» **Record set**
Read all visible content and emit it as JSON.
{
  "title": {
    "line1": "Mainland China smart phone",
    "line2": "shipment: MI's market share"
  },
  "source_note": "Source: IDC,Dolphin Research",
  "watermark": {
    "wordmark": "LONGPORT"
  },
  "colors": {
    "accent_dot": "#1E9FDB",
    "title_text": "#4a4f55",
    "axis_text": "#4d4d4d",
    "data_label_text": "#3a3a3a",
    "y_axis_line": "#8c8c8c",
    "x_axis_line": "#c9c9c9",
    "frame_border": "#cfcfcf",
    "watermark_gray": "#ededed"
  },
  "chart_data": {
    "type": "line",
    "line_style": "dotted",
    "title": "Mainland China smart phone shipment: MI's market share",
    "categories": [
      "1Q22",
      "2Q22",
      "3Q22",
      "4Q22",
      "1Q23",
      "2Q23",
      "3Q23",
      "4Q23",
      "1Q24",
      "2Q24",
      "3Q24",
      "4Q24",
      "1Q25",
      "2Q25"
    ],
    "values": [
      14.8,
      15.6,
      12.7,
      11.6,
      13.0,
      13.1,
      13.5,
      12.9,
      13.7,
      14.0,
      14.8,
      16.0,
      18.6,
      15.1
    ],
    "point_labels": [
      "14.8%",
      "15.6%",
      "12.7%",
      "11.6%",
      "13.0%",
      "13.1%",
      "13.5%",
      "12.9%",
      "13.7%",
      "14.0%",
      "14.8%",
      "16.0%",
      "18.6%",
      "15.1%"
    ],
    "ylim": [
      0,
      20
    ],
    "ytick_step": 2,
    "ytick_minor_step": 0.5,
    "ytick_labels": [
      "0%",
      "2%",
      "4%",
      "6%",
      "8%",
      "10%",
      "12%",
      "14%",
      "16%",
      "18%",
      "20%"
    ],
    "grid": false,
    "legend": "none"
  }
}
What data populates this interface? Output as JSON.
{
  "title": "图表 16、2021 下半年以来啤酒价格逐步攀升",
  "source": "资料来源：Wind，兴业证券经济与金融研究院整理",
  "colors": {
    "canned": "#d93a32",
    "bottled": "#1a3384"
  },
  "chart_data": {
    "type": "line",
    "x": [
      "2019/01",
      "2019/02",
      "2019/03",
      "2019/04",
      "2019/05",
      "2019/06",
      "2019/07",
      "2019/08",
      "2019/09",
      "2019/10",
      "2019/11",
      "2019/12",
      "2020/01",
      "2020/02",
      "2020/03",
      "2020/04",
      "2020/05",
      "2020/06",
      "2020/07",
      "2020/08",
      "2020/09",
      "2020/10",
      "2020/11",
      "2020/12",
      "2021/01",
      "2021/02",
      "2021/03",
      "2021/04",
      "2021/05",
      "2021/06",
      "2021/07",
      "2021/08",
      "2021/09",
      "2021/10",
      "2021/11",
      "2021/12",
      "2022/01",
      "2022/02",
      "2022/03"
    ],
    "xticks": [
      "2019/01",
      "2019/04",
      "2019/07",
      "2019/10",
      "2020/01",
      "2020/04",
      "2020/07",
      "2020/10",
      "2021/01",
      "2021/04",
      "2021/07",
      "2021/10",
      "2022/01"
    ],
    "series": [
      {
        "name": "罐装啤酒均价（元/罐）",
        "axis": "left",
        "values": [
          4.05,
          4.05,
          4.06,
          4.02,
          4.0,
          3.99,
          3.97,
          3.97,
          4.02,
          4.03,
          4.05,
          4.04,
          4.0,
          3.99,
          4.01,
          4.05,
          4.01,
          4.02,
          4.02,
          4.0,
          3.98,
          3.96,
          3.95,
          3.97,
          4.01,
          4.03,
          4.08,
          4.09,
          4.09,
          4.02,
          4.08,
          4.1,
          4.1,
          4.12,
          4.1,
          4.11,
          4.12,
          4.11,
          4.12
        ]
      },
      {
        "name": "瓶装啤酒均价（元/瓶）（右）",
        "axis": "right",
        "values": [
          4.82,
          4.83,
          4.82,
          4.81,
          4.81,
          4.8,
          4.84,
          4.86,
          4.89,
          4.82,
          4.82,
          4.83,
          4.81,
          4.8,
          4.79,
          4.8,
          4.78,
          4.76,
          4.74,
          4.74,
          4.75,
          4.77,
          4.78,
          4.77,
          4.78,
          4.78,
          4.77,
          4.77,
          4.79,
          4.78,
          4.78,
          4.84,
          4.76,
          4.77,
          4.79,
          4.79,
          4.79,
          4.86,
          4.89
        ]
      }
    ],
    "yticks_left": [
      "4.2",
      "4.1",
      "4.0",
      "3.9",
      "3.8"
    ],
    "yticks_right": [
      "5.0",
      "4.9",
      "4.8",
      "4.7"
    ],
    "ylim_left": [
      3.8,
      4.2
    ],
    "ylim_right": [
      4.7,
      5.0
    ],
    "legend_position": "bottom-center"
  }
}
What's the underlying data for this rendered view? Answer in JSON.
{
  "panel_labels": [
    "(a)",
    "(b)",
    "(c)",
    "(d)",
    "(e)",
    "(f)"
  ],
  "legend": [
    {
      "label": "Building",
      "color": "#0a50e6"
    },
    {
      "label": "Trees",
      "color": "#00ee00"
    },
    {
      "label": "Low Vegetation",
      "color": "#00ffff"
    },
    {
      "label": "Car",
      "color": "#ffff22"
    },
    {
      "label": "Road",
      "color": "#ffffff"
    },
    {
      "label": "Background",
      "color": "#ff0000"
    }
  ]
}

» **Objective**
Using the listing above, please repeat every entry exactly.

» **Result of this exercise**
Read all visible content and emit it as JSON.
{
  "title": {
    "line1": "Mainland China smart phone",
    "line2": "shipment: MI's market share"
  },
  "source_note": "Source: IDC,Dolphin Research",
  "watermark": {
    "wordmark": "LONGPORT"
  },
  "colors": {
    "accent_dot": "#1E9FDB",
    "title_text": "#4a4f55",
    "axis_text": "#4d4d4d",
    "data_label_text": "#3a3a3a",
    "y_axis_line": "#8c8c8c",
    "x_axis_line": "#c9c9c9",
    "frame_border": "#cfcfcf",
    "watermark_gray": "#ededed"
  },
  "chart_data": {
    "type": "line",
    "line_style": "dotted",
    "title": "Mainland China smart phone shipment: MI's market share",
    "categories": [
      "1Q22",
      "2Q22",
      "3Q22",
      "4Q22",
      "1Q23",
      "2Q23",
      "3Q23",
      "4Q23",
      "1Q24",
      "2Q24",
      "3Q24",
      "4Q24",
      "1Q25",
      "2Q25"
    ],
    "values": [
      14.8,
      15.6,
      12.7,
      11.6,
      13.0,
      13.1,
      13.5,
      12.9,
      13.7,
      14.0,
      14.8,
      16.0,
      18.6,
      15.1
    ],
    "point_labels": [
      "14.8%",
      "15.6%",
      "12.7%",
      "11.6%",
      "13.0%",
      "13.1%",
      "13.5%",
      "12.9%",
      "13.7%",
      "14.0%",
      "14.8%",
      "16.0%",
      "18.6%",
      "15.1%"
    ],
    "ylim": [
      0,
      20
    ],
    "ytick_step": 2,
    "ytick_minor_step": 0.5,
    "ytick_labels": [
      "0%",
      "2%",
      "4%",
      "6%",
      "8%",
      "10%",
      "12%",
      "14%",
      "16%",
      "18%",
      "20%"
    ],
    "grid": false,
    "legend": "none"
  }
}
What data populates this interface? Output as JSON.
{
  "title": "图表 16、2021 下半年以来啤酒价格逐步攀升",
  "source": "资料来源：Wind，兴业证券经济与金融研究院整理",
  "colors": {
    "canned": "#d93a32",
    "bottled": "#1a3384"
  },
  "chart_data": {
    "type": "line",
    "x": [
      "2019/01",
      "2019/02",
      "2019/03",
      "2019/04",
      "2019/05",
      "2019/06",
      "2019/07",
      "2019/08",
      "2019/09",
      "2019/10",
      "2019/11",
      "2019/12",
      "2020/01",
      "2020/02",
      "2020/03",
      "2020/04",
      "2020/05",
      "2020/06",
      "2020/07",
      "2020/08",
      "2020/09",
      "2020/10",
      "2020/11",
      "2020/12",
      "2021/01",
      "2021/02",
      "2021/03",
      "2021/04",
      "2021/05",
      "2021/06",
      "2021/07",
      "2021/08",
      "2021/09",
      "2021/10",
      "2021/11",
      "2021/12",
      "2022/01",
      "2022/02",
      "2022/03"
    ],
    "xticks": [
      "2019/01",
      "2019/04",
      "2019/07",
      "2019/10",
      "2020/01",
      "2020/04",
      "2020/07",
      "2020/10",
      "2021/01",
      "2021/04",
      "2021/07",
      "2021/10",
      "2022/01"
    ],
    "series": [
      {
        "name": "罐装啤酒均价（元/罐）",
        "axis": "left",
        "values": [
          4.05,
          4.05,
          4.06,
          4.02,
          4.0,
          3.99,
          3.97,
          3.97,
          4.02,
          4.03,
          4.05,
          4.04,
          4.0,
          3.99,
          4.01,
          4.05,
          4.01,
          4.02,
          4.02,
          4.0,
          3.98,
          3.96,
          3.95,
          3.97,
          4.01,
          4.03,
          4.08,
          4.09,
          4.09,
          4.02,
          4.08,
          4.1,
          4.1,
          4.12,
          4.1,
          4.11,
          4.12,
          4.11,
          4.12
        ]
      },
      {
        "name": "瓶装啤酒均价（元/瓶）（右）",
        "axis": "right",
        "values": [
          4.82,
          4.83,
          4.82,
          4.81,
          4.81,
          4.8,
          4.84,
          4.86,
          4.89,
          4.82,
          4.82,
          4.83,
          4.81,
          4.8,
          4.79,
          4.8,
          4.78,
          4.76,
          4.74,
          4.74,
          4.75,
          4.77,
          4.78,
          4.77,
          4.78,
          4.78,
          4.77,
          4.77,
          4.79,
          4.78,
          4.78,
          4.84,
          4.76,
          4.77,
          4.79,
          4.79,
          4.79,
          4.86,
          4.89
        ]
      }
    ],
    "yticks_left": [
      "4.2",
      "4.1",
      "4.0",
      "3.9",
      "3.8"
    ],
    "yticks_right": [
      "5.0",
      "4.9",
      "4.8",
      "4.7"
    ],
    "ylim_left": [
      3.8,
      4.2
    ],
    "ylim_right": [
      4.7,
      5.0
    ],
    "legend_position": "bottom-center"
  }
}
What's the underlying data for this rendered view? Answer in JSON.
{
  "panel_labels": [
    "(a)",
    "(b)",
    "(c)",
    "(d)",
    "(e)",
    "(f)"
  ],
  "legend": [
    {
      "label": "Building",
      "color": "#0a50e6"
    },
    {
      "label": "Trees",
      "color": "#00ee00"
    },
    {
      "label": "Low Vegetation",
      "color": "#00ffff"
    },
    {
      "label": "Car",
      "color": "#ffff22"
    },
    {
      "label": "Road",
      "color": "#ffffff"
    },
    {
      "label": "Background",
      "color": "#ff0000"
    }
  ]
}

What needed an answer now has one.